## PROBLEM TO WORK ON
The records that follow are to be repeated exactly, with the pictures removed.

* Begin *

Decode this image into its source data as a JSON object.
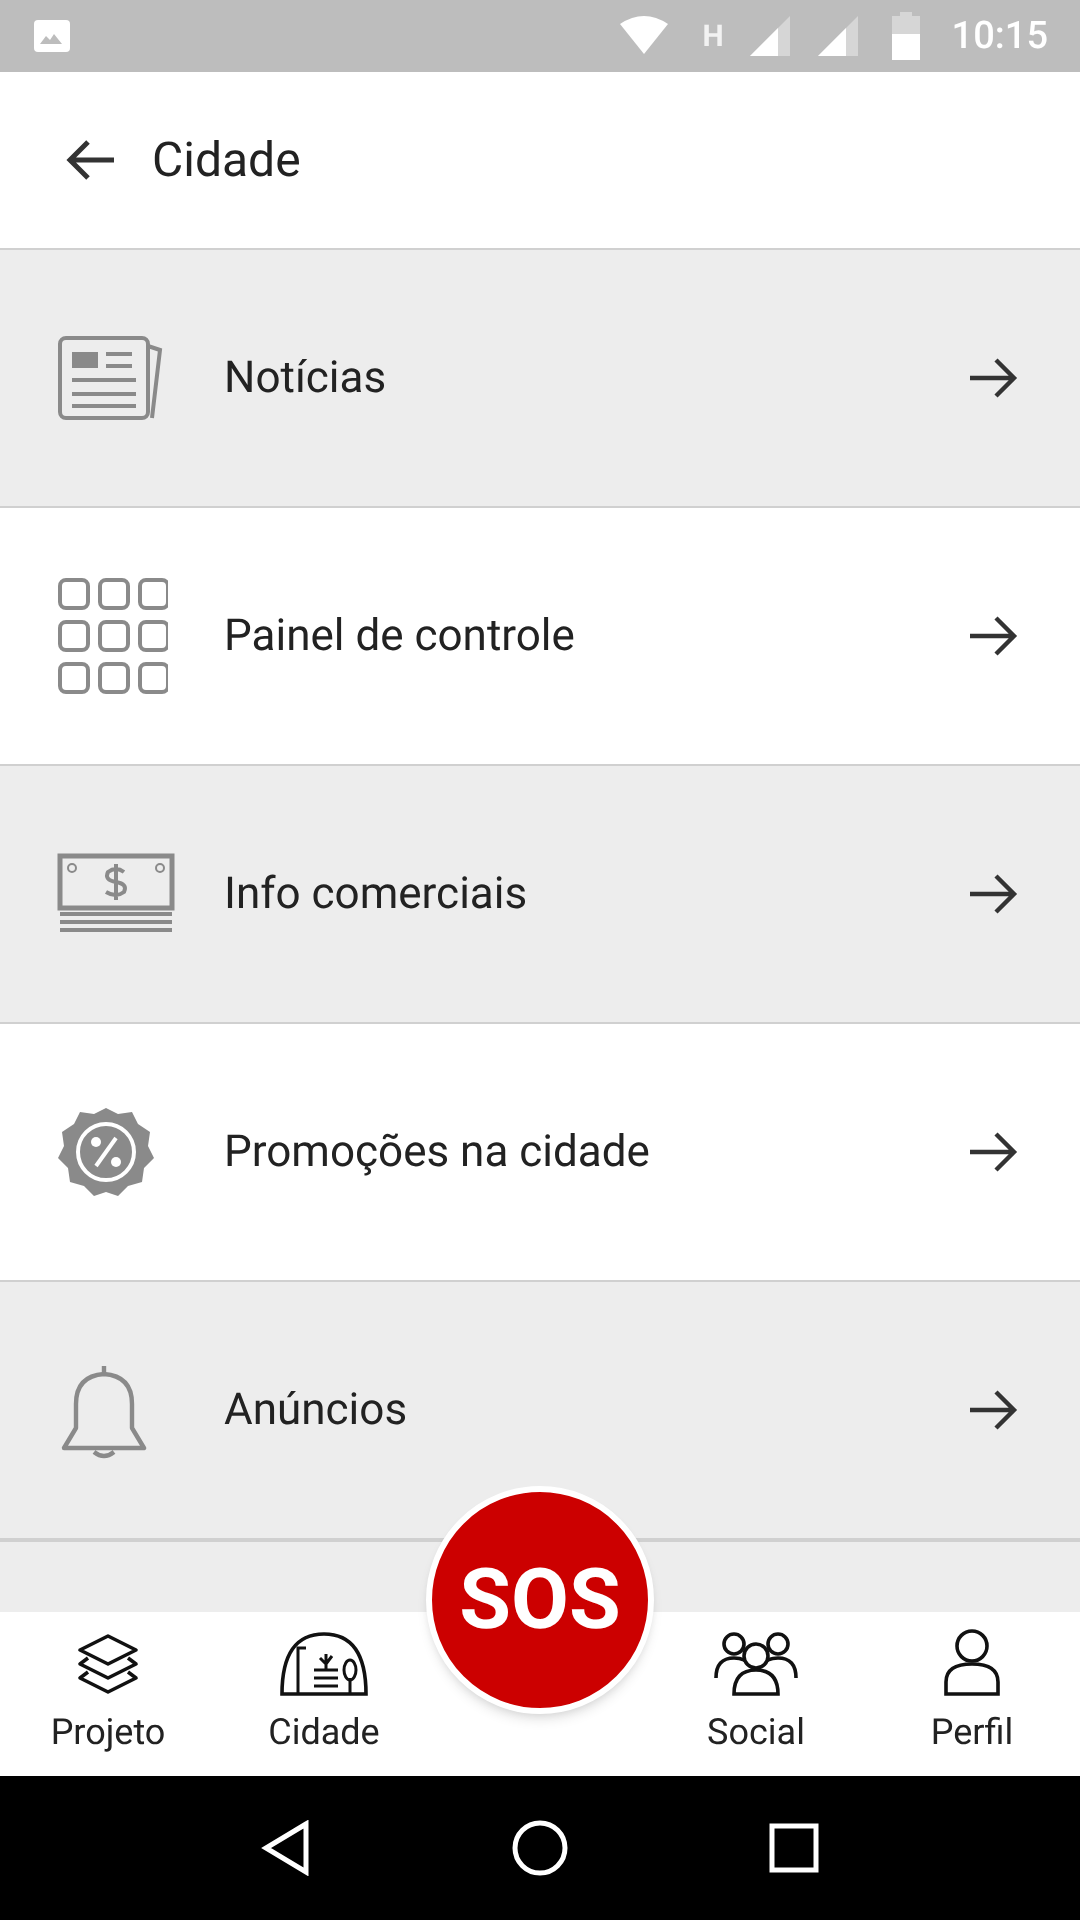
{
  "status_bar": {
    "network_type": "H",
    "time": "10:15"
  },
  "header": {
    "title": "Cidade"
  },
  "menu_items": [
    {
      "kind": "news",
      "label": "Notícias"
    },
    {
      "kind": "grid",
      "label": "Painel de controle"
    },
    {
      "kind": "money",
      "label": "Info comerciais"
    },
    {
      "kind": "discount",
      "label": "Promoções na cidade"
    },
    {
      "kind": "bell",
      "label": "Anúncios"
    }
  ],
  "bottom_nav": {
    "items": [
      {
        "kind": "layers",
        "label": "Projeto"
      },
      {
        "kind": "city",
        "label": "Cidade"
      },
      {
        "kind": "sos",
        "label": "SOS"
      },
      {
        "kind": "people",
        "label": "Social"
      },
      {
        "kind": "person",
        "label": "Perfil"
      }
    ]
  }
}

* End *

## RESULT OF THE TASK
Decode this image into its source data as a JSON object.
{
  "status_bar": {
    "network_type": "H",
    "time": "10:15"
  },
  "header": {
    "title": "Cidade"
  },
  "menu_items": [
    {
      "kind": "news",
      "label": "Notícias"
    },
    {
      "kind": "grid",
      "label": "Painel de controle"
    },
    {
      "kind": "money",
      "label": "Info comerciais"
    },
    {
      "kind": "discount",
      "label": "Promoções na cidade"
    },
    {
      "kind": "bell",
      "label": "Anúncios"
    }
  ],
  "bottom_nav": {
    "items": [
      {
        "kind": "layers",
        "label": "Projeto"
      },
      {
        "kind": "city",
        "label": "Cidade"
      },
      {
        "kind": "sos",
        "label": "SOS"
      },
      {
        "kind": "people",
        "label": "Social"
      },
      {
        "kind": "person",
        "label": "Perfil"
      }
    ]
  }
}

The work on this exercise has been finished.